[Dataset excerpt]
********

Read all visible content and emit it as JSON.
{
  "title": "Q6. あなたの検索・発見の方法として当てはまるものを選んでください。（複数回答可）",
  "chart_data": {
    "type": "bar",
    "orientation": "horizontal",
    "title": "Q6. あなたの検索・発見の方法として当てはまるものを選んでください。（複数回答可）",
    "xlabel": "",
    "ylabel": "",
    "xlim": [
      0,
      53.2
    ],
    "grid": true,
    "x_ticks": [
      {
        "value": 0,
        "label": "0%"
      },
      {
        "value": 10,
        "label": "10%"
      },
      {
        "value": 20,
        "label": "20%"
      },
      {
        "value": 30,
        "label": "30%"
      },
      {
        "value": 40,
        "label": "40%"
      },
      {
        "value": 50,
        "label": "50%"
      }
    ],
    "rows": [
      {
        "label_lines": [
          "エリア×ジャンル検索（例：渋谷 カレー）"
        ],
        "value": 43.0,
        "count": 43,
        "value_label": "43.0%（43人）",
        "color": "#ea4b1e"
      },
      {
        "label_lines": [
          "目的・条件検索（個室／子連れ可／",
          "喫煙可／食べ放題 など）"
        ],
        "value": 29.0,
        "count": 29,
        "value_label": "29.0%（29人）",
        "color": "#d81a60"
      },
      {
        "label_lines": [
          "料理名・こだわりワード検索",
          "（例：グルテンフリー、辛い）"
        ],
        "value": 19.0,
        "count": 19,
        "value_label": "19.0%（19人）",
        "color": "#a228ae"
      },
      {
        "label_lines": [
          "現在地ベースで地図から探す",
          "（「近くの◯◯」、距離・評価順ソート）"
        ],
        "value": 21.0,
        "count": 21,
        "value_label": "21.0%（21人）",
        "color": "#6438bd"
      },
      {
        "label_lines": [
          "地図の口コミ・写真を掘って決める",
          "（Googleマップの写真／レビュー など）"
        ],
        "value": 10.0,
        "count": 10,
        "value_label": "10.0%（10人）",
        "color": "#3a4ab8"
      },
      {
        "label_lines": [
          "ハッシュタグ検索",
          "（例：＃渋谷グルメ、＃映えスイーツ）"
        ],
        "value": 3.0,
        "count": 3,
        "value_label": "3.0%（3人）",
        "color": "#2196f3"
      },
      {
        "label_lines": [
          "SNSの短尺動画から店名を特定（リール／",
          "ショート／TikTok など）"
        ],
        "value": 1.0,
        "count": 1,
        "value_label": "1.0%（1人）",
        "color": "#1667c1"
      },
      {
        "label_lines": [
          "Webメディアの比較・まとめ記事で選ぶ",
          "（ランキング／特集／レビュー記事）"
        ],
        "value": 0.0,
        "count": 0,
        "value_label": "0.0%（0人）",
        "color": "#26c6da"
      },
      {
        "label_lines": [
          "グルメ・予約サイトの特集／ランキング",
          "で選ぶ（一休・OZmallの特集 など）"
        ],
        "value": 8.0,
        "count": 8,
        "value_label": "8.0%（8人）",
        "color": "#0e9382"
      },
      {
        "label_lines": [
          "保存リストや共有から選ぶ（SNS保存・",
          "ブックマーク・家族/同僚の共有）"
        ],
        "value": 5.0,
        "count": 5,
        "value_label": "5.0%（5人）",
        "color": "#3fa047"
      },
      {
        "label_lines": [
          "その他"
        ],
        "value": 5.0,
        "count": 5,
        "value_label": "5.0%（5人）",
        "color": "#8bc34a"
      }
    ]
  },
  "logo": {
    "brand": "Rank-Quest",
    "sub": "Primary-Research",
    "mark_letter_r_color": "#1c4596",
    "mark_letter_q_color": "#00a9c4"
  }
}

********

Task details
From the listing above, pick out every line containing "title".

Task answer
  "title": "Q6. あなたの検索・発見の方法として当てはまるものを選んでください。（複数回答可）",
    "title": "Q6. あなたの検索・発見の方法として当てはまるものを選んでください。（複数回答可）",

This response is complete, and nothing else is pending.